PROBLEM TO SOLVE
Lift out each line of the data that holds "Enumerate".

DATA LINES
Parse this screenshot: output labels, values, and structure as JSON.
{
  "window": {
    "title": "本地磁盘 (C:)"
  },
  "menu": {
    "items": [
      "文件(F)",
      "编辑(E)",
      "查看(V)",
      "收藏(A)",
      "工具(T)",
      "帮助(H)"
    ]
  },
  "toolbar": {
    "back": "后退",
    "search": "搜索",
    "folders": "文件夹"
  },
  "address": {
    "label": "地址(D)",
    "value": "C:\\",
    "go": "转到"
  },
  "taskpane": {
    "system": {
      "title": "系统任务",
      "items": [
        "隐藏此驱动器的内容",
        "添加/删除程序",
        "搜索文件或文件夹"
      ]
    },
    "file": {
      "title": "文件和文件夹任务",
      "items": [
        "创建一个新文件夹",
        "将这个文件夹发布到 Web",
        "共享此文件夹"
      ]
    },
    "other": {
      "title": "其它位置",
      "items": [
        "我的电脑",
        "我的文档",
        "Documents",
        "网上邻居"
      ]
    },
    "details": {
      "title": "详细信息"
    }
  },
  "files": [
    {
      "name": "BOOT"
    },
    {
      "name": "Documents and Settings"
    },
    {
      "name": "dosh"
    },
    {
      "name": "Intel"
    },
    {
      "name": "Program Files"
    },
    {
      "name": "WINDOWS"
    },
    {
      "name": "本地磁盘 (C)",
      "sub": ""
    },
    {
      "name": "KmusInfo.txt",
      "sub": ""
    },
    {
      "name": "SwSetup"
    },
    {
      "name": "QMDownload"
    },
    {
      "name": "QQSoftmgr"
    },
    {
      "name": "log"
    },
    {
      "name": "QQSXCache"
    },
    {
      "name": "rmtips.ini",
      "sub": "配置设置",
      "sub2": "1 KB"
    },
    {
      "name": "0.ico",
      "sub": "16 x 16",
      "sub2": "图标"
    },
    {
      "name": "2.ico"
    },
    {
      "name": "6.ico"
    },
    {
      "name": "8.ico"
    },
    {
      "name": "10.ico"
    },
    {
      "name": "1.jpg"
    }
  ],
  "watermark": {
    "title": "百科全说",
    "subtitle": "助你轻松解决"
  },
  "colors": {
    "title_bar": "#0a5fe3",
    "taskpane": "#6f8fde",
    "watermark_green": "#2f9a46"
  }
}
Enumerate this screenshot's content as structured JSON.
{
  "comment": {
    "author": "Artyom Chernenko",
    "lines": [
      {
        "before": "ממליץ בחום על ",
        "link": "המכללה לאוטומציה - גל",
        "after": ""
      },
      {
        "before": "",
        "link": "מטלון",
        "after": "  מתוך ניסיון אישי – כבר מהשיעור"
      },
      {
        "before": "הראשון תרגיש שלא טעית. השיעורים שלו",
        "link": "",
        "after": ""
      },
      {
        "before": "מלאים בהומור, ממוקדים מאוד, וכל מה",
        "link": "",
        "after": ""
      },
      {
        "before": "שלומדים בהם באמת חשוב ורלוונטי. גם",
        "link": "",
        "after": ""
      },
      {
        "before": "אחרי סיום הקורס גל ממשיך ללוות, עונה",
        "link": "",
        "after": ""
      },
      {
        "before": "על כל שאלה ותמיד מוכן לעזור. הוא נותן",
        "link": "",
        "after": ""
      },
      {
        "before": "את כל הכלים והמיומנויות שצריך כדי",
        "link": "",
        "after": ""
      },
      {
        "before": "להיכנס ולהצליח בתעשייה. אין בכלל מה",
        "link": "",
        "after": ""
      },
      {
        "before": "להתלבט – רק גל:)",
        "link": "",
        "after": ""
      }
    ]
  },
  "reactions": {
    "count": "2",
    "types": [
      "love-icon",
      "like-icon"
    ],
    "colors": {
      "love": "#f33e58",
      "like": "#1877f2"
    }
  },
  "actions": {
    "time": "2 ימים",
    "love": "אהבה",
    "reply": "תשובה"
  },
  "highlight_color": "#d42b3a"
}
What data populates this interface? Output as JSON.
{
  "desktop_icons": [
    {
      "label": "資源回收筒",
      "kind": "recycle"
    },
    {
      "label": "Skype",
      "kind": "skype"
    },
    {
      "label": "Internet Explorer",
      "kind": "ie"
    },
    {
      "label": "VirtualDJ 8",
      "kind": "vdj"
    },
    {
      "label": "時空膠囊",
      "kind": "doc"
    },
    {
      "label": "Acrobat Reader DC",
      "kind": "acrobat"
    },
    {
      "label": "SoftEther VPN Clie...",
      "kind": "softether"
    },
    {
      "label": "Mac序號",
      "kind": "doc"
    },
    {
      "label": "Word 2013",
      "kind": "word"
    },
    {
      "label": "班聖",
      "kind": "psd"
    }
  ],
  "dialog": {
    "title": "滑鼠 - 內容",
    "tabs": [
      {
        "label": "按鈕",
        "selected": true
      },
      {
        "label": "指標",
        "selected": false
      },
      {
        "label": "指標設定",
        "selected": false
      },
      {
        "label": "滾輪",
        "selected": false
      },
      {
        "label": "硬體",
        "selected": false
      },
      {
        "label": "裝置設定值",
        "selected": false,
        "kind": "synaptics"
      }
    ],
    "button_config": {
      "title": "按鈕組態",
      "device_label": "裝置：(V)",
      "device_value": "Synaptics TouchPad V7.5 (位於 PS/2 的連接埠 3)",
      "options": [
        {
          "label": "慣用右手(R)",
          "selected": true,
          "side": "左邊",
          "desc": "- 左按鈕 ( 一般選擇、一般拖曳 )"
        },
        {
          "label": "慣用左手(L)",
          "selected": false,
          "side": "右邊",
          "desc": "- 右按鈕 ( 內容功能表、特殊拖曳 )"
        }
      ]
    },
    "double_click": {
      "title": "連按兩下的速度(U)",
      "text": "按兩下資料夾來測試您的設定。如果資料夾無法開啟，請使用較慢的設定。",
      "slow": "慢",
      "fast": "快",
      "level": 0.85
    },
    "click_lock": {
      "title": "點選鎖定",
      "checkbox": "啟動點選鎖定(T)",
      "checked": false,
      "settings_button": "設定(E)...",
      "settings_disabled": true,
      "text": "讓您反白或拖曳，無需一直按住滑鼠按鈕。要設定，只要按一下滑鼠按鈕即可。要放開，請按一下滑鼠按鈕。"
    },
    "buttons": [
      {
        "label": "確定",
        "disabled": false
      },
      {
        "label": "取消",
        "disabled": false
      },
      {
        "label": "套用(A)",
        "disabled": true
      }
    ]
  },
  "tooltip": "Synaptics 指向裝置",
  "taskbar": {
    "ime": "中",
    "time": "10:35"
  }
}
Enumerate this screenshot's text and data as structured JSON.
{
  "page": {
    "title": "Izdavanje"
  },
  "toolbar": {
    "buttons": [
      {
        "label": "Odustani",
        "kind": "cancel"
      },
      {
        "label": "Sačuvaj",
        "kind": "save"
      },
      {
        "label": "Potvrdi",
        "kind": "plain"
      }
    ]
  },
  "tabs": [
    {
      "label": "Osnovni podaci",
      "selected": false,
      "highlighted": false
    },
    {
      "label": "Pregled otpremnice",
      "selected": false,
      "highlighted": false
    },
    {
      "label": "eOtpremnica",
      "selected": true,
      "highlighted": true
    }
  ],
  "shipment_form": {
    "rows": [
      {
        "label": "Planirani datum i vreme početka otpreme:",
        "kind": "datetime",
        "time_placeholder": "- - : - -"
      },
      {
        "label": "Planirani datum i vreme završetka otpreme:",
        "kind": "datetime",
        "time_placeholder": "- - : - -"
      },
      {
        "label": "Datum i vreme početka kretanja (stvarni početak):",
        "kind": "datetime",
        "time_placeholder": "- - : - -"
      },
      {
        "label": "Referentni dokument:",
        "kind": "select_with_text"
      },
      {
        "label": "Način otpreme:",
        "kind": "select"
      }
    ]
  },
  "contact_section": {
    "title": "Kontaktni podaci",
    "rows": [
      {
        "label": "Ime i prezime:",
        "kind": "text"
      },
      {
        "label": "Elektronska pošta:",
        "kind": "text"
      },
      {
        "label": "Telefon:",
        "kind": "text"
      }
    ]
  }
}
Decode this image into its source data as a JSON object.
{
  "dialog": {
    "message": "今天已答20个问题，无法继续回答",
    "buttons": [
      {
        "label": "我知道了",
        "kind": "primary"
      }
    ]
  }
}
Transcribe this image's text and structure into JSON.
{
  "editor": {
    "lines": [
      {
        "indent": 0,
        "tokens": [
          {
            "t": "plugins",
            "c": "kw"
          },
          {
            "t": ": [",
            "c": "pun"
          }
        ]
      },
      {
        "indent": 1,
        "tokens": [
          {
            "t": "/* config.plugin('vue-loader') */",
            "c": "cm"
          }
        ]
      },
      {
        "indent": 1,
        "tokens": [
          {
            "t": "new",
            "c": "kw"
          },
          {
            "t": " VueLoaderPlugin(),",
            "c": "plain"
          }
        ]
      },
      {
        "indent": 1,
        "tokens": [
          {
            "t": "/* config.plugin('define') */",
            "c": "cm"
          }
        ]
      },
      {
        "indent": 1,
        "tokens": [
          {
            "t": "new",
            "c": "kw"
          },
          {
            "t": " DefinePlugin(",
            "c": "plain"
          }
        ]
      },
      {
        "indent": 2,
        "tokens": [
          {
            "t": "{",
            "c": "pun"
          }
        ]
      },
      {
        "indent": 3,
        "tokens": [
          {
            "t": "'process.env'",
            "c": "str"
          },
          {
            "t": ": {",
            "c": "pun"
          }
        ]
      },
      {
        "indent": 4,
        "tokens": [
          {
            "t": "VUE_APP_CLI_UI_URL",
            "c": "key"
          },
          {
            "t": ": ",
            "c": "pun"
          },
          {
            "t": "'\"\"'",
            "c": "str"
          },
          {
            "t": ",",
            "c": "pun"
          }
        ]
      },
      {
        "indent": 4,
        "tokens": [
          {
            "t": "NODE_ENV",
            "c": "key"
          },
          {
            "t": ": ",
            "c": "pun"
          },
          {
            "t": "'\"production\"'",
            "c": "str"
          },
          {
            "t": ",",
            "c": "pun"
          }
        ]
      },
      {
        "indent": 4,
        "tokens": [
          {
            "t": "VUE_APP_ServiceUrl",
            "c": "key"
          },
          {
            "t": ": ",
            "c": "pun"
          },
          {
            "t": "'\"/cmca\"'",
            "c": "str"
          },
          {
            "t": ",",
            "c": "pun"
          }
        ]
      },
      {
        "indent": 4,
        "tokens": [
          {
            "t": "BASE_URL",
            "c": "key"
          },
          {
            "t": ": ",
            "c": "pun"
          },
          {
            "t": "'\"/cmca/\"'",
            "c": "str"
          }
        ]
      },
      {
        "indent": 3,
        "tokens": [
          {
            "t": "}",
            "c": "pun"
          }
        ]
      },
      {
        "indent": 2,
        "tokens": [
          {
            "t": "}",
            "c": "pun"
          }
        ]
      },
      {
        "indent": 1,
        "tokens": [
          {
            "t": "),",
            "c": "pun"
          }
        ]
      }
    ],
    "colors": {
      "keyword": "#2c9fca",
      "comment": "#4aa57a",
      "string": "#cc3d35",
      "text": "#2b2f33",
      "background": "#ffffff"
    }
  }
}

EXERCISE RESULT
Enumerate this screenshot's content as structured JSON.
Enumerate this screenshot's text and data as structured JSON.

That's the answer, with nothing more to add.